((

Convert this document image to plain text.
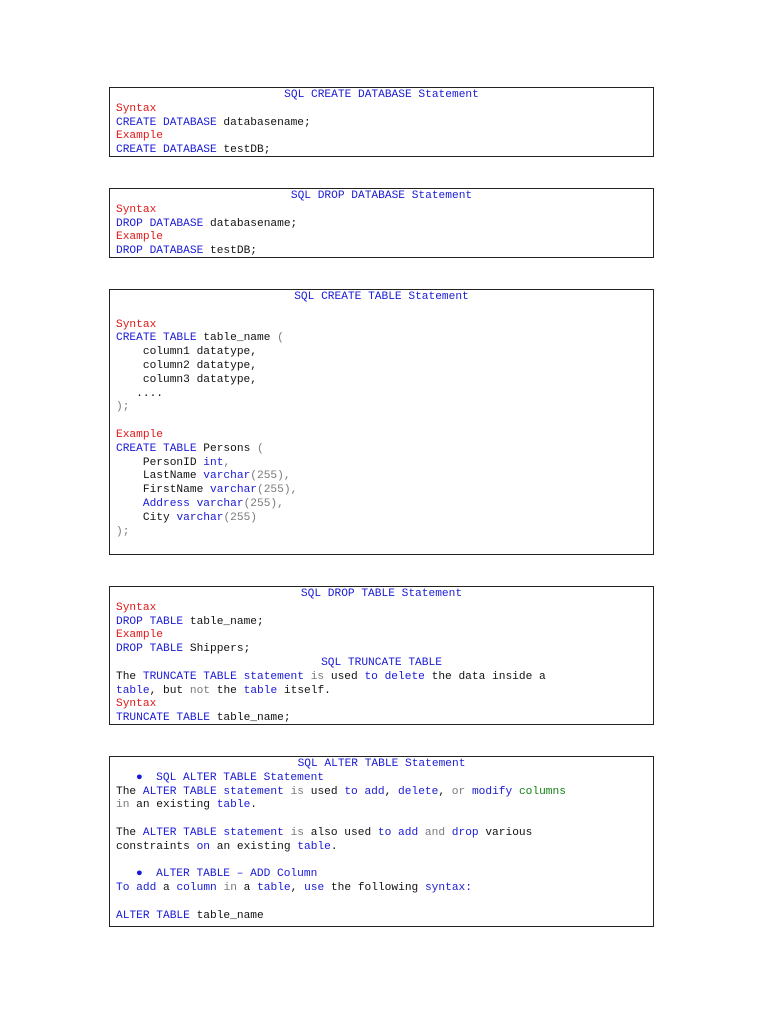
SQL CREATE DATABASE Statement
Syntax
CREATE DATABASE databasename;
Example
CREATE DATABASE testDB;
SQL DROP DATABASE Statement
Syntax
DROP DATABASE databasename;
Example
DROP DATABASE testDB;
SQL CREATE TABLE Statement
Syntax
CREATE TABLE table_name (
column1 datatype,
column2 datatype,
column3 datatype,
....
);
Example
CREATE TABLE Persons (
PersonID int,
LastName varchar(255),
FirstName varchar(255),
Address varchar(255),
City varchar(255)
);
SQL DROP TABLE Statement
Syntax
DROP TABLE table_name;
Example
DROP TABLE Shippers;
SQL TRUNCATE TABLE
The TRUNCATE TABLE statement is used to delete the data inside a
table, but not the table itself.
Syntax
TRUNCATE TABLE table_name;
SQL ALTER TABLE Statement
●  SQL ALTER TABLE Statement
The ALTER TABLE statement is used to add, delete, or modify columns
in an existing table.
The ALTER TABLE statement is also used to add and drop various
constraints on an existing table.
●  ALTER TABLE – ADD Column
To add a column in a table, use the following syntax:
ALTER TABLE table_name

))

*REQUEST*. Reproduce the material word for word. Any pictures should be left out of the copy.

*EXPECTED ANSWER*.
Convert this document image to plain text.
SQL CREATE DATABASE Statement
Syntax
CREATE DATABASE databasename;
Example
CREATE DATABASE testDB;
SQL DROP DATABASE Statement
Syntax
DROP DATABASE databasename;
Example
DROP DATABASE testDB;
SQL CREATE TABLE Statement
Syntax
CREATE TABLE table_name (
column1 datatype,
column2 datatype,
column3 datatype,
....
);
Example
CREATE TABLE Persons (
PersonID int,
LastName varchar(255),
FirstName varchar(255),
Address varchar(255),
City varchar(255)
);
SQL DROP TABLE Statement
Syntax
DROP TABLE table_name;
Example
DROP TABLE Shippers;
SQL TRUNCATE TABLE
The TRUNCATE TABLE statement is used to delete the data inside a
table, but not the table itself.
Syntax
TRUNCATE TABLE table_name;
SQL ALTER TABLE Statement
●  SQL ALTER TABLE Statement
The ALTER TABLE statement is used to add, delete, or modify columns
in an existing table.
The ALTER TABLE statement is also used to add and drop various
constraints on an existing table.
●  ALTER TABLE – ADD Column
To add a column in a table, use the following syntax:
ALTER TABLE table_name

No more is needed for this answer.